GIVEN REQUEST – Below are some records: retype them all exactly, but not the pictures.

##### SUPPLIED RECORDS

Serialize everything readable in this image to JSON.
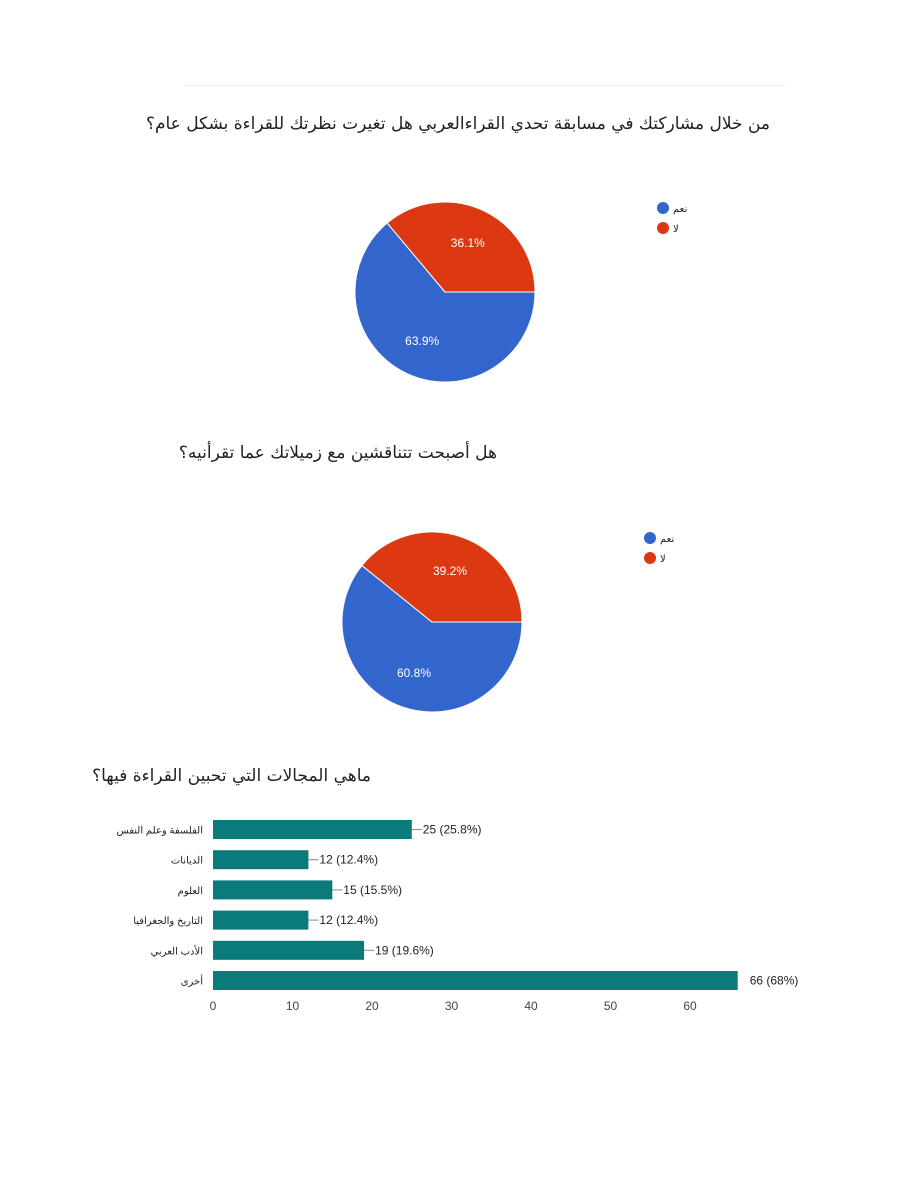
{
  "titles": [
    "من خلال مشاركتك في مسابقة تحدي القراءالعربي هل تغيرت نظرتك للقراءة بشكل عام؟",
    "هل أصبحت تتناقشين مع زميلاتك عما تقرأنيه؟",
    "ماهي المجالات التي تحبين القراءة فيها؟"
  ],
  "colors": {
    "blue": "#3366cc",
    "red": "#dc3912",
    "teal": "#0b7a7a"
  },
  "chart_data": [
    {
      "type": "pie",
      "title": "من خلال مشاركتك في مسابقة تحدي القراءالعربي هل تغيرت نظرتك للقراءة بشكل عام؟",
      "legend_position": "right",
      "slices": [
        {
          "label": "نعم",
          "value": 63.9,
          "display": "63.9%",
          "color": "#3366cc"
        },
        {
          "label": "لا",
          "value": 36.1,
          "display": "36.1%",
          "color": "#dc3912"
        }
      ]
    },
    {
      "type": "pie",
      "title": "هل أصبحت تتناقشين مع زميلاتك عما تقرأنيه؟",
      "legend_position": "right",
      "slices": [
        {
          "label": "نعم",
          "value": 60.8,
          "display": "60.8%",
          "color": "#3366cc"
        },
        {
          "label": "لا",
          "value": 39.2,
          "display": "39.2%",
          "color": "#dc3912"
        }
      ]
    },
    {
      "type": "bar",
      "orientation": "horizontal",
      "title": "ماهي المجالات التي تحبين القراءة فيها؟",
      "categories": [
        "الفلسفة وعلم النفس",
        "الديانات",
        "العلوم",
        "التاريخ والجغرافيا",
        "الأدب العربي",
        "أخرى"
      ],
      "values": [
        25,
        12,
        15,
        12,
        19,
        66
      ],
      "labels": [
        "25 (25.8%)",
        "12 (12.4%)",
        "15 (15.5%)",
        "12 (12.4%)",
        "19 (19.6%)",
        "66 (68%)"
      ],
      "xlim": [
        0,
        70
      ],
      "xticks": [
        0,
        10,
        20,
        30,
        40,
        50,
        60
      ],
      "color": "#0b7a7a",
      "grid": false
    }
  ]
}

##########

RESULT OF THE TASK –
Serialize everything readable in this image to JSON.
{
  "titles": [
    "من خلال مشاركتك في مسابقة تحدي القراءالعربي هل تغيرت نظرتك للقراءة بشكل عام؟",
    "هل أصبحت تتناقشين مع زميلاتك عما تقرأنيه؟",
    "ماهي المجالات التي تحبين القراءة فيها؟"
  ],
  "colors": {
    "blue": "#3366cc",
    "red": "#dc3912",
    "teal": "#0b7a7a"
  },
  "chart_data": [
    {
      "type": "pie",
      "title": "من خلال مشاركتك في مسابقة تحدي القراءالعربي هل تغيرت نظرتك للقراءة بشكل عام؟",
      "legend_position": "right",
      "slices": [
        {
          "label": "نعم",
          "value": 63.9,
          "display": "63.9%",
          "color": "#3366cc"
        },
        {
          "label": "لا",
          "value": 36.1,
          "display": "36.1%",
          "color": "#dc3912"
        }
      ]
    },
    {
      "type": "pie",
      "title": "هل أصبحت تتناقشين مع زميلاتك عما تقرأنيه؟",
      "legend_position": "right",
      "slices": [
        {
          "label": "نعم",
          "value": 60.8,
          "display": "60.8%",
          "color": "#3366cc"
        },
        {
          "label": "لا",
          "value": 39.2,
          "display": "39.2%",
          "color": "#dc3912"
        }
      ]
    },
    {
      "type": "bar",
      "orientation": "horizontal",
      "title": "ماهي المجالات التي تحبين القراءة فيها؟",
      "categories": [
        "الفلسفة وعلم النفس",
        "الديانات",
        "العلوم",
        "التاريخ والجغرافيا",
        "الأدب العربي",
        "أخرى"
      ],
      "values": [
        25,
        12,
        15,
        12,
        19,
        66
      ],
      "labels": [
        "25 (25.8%)",
        "12 (12.4%)",
        "15 (15.5%)",
        "12 (12.4%)",
        "19 (19.6%)",
        "66 (68%)"
      ],
      "xlim": [
        0,
        70
      ],
      "xticks": [
        0,
        10,
        20,
        30,
        40,
        50,
        60
      ],
      "color": "#0b7a7a",
      "grid": false
    }
  ]
}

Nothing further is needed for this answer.